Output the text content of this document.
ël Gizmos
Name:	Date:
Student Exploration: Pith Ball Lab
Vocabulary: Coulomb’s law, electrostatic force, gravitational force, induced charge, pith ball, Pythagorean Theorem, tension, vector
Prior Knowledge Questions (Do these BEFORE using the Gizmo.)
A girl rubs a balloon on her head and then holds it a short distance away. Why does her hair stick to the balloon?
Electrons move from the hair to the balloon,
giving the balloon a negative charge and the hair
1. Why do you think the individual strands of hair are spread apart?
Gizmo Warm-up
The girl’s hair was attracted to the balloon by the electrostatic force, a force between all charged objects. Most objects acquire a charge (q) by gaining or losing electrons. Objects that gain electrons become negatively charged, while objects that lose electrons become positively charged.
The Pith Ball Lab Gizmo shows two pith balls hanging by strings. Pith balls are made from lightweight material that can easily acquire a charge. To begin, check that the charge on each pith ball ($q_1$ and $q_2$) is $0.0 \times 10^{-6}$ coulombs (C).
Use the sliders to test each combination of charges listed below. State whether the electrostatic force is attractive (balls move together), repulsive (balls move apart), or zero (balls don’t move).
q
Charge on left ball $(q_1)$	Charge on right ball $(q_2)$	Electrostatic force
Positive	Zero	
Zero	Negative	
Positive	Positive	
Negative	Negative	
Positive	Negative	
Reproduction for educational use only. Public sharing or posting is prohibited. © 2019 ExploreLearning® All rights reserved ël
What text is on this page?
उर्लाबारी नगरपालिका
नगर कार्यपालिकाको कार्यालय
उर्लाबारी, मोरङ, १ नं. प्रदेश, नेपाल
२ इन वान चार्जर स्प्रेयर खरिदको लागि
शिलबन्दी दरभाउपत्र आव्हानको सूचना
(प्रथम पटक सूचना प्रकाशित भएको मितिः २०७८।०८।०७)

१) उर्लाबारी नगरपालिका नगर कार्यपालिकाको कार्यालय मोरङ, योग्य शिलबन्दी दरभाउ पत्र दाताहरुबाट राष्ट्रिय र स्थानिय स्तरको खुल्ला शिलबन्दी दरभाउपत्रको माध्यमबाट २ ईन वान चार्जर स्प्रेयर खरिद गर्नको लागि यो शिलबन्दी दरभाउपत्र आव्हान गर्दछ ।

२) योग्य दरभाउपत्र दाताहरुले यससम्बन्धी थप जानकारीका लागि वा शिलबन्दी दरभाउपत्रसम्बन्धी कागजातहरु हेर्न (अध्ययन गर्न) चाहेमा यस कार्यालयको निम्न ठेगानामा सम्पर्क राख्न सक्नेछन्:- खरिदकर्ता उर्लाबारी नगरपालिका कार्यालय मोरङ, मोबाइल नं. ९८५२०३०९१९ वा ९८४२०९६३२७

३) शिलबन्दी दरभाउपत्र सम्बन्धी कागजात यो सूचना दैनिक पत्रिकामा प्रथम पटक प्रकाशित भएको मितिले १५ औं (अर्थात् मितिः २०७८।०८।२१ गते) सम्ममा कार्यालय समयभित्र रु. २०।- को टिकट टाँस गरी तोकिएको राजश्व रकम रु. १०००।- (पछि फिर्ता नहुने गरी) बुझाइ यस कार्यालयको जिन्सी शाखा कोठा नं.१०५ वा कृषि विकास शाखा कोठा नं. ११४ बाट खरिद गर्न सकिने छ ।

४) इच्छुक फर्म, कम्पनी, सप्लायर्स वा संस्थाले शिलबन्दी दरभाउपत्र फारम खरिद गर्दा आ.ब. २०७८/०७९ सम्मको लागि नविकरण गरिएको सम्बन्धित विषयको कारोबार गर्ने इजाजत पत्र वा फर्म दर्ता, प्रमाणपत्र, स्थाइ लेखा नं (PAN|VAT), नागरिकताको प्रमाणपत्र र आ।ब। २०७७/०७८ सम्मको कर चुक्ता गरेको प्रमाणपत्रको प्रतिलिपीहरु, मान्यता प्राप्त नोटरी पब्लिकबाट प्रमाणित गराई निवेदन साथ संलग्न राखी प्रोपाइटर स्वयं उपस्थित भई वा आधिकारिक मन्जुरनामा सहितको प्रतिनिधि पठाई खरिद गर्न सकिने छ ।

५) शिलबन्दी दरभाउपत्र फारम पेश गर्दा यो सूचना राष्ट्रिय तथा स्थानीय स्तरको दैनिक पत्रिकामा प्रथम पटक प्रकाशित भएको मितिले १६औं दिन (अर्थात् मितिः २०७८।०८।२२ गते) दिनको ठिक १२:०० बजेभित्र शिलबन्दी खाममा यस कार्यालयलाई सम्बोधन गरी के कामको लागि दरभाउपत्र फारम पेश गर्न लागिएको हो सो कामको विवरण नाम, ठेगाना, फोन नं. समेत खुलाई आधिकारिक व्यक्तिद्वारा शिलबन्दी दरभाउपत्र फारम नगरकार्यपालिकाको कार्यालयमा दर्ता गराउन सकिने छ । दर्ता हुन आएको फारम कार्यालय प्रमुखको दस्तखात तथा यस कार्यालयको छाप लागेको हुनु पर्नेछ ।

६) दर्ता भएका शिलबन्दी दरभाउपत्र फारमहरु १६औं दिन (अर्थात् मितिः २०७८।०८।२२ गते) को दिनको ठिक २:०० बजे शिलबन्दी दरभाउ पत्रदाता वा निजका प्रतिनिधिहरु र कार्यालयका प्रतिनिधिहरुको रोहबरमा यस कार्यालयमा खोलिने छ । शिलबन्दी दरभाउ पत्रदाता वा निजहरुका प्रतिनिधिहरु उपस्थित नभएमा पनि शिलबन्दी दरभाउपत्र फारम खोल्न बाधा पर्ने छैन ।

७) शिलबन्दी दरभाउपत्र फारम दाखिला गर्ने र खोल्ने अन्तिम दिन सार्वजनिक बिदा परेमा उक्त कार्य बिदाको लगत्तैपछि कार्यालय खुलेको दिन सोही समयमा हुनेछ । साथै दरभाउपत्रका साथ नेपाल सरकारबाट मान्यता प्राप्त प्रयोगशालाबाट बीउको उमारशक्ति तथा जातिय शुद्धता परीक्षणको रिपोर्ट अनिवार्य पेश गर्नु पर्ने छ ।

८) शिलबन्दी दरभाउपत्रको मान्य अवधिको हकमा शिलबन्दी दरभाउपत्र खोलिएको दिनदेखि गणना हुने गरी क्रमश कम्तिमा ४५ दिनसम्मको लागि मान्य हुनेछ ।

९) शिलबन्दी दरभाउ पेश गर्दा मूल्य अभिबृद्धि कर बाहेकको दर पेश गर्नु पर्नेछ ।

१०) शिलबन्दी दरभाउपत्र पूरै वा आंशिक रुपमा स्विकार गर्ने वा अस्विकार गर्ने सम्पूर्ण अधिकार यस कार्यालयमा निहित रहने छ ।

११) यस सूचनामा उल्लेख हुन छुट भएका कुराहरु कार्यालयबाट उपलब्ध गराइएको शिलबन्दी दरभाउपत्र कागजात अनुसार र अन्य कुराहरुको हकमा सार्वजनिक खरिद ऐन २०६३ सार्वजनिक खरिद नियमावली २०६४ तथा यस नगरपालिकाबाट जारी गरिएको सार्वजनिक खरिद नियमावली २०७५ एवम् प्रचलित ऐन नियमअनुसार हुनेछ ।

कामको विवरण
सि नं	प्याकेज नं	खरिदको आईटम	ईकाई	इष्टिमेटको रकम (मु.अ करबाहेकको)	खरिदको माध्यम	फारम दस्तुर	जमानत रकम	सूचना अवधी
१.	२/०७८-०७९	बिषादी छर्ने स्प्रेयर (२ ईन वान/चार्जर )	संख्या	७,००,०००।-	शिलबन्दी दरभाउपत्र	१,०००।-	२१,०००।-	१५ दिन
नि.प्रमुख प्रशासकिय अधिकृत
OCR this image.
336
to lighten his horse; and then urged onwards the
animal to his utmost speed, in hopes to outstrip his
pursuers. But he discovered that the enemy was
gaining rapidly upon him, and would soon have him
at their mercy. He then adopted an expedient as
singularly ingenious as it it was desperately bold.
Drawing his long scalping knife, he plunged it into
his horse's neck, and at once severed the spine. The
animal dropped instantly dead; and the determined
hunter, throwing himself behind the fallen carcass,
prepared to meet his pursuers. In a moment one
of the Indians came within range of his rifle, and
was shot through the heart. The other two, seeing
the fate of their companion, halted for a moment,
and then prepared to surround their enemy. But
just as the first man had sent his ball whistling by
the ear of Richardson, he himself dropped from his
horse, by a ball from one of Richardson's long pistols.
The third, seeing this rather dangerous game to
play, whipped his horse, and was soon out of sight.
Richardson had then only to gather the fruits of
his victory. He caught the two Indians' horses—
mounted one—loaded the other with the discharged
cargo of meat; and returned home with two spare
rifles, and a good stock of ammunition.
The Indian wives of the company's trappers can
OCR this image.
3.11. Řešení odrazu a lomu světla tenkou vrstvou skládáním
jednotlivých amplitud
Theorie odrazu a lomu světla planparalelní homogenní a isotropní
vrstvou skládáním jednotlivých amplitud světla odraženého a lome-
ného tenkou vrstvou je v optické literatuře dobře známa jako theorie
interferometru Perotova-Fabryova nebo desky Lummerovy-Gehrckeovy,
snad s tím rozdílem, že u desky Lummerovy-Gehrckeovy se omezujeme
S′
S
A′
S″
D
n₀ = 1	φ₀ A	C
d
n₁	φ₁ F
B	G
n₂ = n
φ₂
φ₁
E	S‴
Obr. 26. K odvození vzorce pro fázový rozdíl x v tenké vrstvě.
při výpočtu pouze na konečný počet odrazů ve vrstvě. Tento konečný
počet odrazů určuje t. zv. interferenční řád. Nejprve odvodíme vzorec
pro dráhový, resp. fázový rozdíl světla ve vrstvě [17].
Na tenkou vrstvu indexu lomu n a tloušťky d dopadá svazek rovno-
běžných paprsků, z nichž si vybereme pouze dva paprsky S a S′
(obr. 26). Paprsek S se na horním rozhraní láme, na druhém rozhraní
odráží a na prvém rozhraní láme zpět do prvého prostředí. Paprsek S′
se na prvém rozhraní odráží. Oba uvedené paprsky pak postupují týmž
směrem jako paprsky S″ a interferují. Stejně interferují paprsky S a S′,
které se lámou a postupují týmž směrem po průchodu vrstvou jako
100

------------------------------------------------------------

#### Directions for this task
From the records above, pull out every line containing the word "amplitud".

#### Solved problem
jednotlivých amplitud
vrstvou skládáním jednotlivých amplitud světla odraženého a lome-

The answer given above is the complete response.